To be done: Repeat the records below exactly, leaving out every picture.

Records for this task:

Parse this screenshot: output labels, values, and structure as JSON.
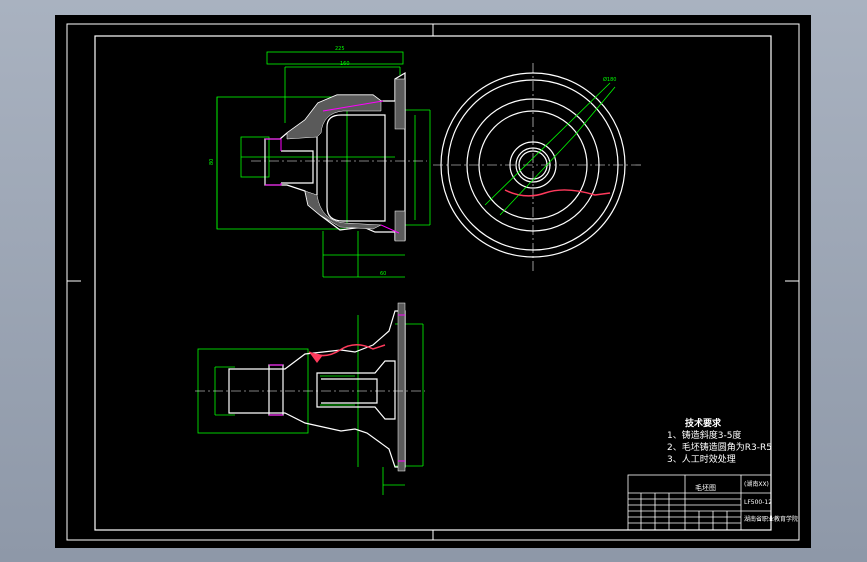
{
  "drawing": {
    "title_block": {
      "part_name": "毛坯图",
      "school": "(湖南XX)",
      "drawing_no": "LF500-12",
      "org": "湖南省职业教育学院"
    },
    "tech_notes": {
      "heading": "技术要求",
      "items": [
        "1、铸造斜度3-5度",
        "2、毛坯铸造圆角为R3-R5",
        "3、人工时效处理"
      ]
    },
    "colors": {
      "viewport": "#000000",
      "geometry": "#ffffff",
      "dimension": "#00ff00",
      "hatch": "#ff3a5c",
      "hidden": "#ff00ff",
      "center": "#ffffff"
    }
  }
}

Exercise response:
Parse this screenshot: output labels, values, and structure as JSON.
{
  "drawing": {
    "title_block": {
      "part_name": "毛坯图",
      "school": "(湖南XX)",
      "drawing_no": "LF500-12",
      "org": "湖南省职业教育学院"
    },
    "tech_notes": {
      "heading": "技术要求",
      "items": [
        "1、铸造斜度3-5度",
        "2、毛坯铸造圆角为R3-R5",
        "3、人工时效处理"
      ]
    },
    "colors": {
      "viewport": "#000000",
      "geometry": "#ffffff",
      "dimension": "#00ff00",
      "hatch": "#ff3a5c",
      "hidden": "#ff00ff",
      "center": "#ffffff"
    }
  }
}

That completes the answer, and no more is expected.